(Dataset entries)
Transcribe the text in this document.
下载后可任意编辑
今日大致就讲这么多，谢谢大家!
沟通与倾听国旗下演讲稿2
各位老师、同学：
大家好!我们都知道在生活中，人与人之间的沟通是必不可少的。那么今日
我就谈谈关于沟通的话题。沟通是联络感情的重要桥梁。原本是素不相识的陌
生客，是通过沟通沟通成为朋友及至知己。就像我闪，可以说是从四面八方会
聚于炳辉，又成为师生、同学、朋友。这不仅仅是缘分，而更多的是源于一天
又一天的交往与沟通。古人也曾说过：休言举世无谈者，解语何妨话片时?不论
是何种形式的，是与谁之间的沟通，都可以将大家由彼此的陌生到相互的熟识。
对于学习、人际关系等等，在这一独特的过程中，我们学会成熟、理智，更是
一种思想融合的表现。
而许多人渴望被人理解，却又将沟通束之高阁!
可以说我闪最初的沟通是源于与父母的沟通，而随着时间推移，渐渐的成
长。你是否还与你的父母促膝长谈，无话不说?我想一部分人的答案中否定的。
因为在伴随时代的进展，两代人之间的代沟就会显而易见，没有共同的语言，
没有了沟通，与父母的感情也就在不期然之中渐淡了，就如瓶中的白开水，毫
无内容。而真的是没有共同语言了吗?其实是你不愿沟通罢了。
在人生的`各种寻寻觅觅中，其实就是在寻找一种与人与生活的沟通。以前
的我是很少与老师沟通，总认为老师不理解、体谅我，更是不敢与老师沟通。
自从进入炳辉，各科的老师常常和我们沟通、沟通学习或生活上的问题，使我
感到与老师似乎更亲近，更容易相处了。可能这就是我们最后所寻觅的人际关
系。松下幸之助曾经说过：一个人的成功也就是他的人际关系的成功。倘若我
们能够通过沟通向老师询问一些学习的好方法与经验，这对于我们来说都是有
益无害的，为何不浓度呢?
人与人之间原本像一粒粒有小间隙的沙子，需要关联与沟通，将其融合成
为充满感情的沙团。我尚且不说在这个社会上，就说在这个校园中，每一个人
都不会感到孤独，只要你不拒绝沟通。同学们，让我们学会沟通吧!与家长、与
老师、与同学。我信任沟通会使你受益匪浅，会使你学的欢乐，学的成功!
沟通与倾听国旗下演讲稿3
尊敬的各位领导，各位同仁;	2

- Aim -
Reproduce the records above exactly.

- In response -
Transcribe the text in this document.
下载后可任意编辑
今日大致就讲这么多，谢谢大家!
沟通与倾听国旗下演讲稿2
各位老师、同学：
大家好!我们都知道在生活中，人与人之间的沟通是必不可少的。那么今日
我就谈谈关于沟通的话题。沟通是联络感情的重要桥梁。原本是素不相识的陌
生客，是通过沟通沟通成为朋友及至知己。就像我闪，可以说是从四面八方会
聚于炳辉，又成为师生、同学、朋友。这不仅仅是缘分，而更多的是源于一天
又一天的交往与沟通。古人也曾说过：休言举世无谈者，解语何妨话片时?不论
是何种形式的，是与谁之间的沟通，都可以将大家由彼此的陌生到相互的熟识。
对于学习、人际关系等等，在这一独特的过程中，我们学会成熟、理智，更是
一种思想融合的表现。
而许多人渴望被人理解，却又将沟通束之高阁!
可以说我闪最初的沟通是源于与父母的沟通，而随着时间推移，渐渐的成
长。你是否还与你的父母促膝长谈，无话不说?我想一部分人的答案中否定的。
因为在伴随时代的进展，两代人之间的代沟就会显而易见，没有共同的语言，
没有了沟通，与父母的感情也就在不期然之中渐淡了，就如瓶中的白开水，毫
无内容。而真的是没有共同语言了吗?其实是你不愿沟通罢了。
在人生的`各种寻寻觅觅中，其实就是在寻找一种与人与生活的沟通。以前
的我是很少与老师沟通，总认为老师不理解、体谅我，更是不敢与老师沟通。
自从进入炳辉，各科的老师常常和我们沟通、沟通学习或生活上的问题，使我
感到与老师似乎更亲近，更容易相处了。可能这就是我们最后所寻觅的人际关
系。松下幸之助曾经说过：一个人的成功也就是他的人际关系的成功。倘若我
们能够通过沟通向老师询问一些学习的好方法与经验，这对于我们来说都是有
益无害的，为何不浓度呢?
人与人之间原本像一粒粒有小间隙的沙子，需要关联与沟通，将其融合成
为充满感情的沙团。我尚且不说在这个社会上，就说在这个校园中，每一个人
都不会感到孤独，只要你不拒绝沟通。同学们，让我们学会沟通吧!与家长、与
老师、与同学。我信任沟通会使你受益匪浅，会使你学的欢乐，学的成功!
沟通与倾听国旗下演讲稿3
尊敬的各位领导，各位同仁;	2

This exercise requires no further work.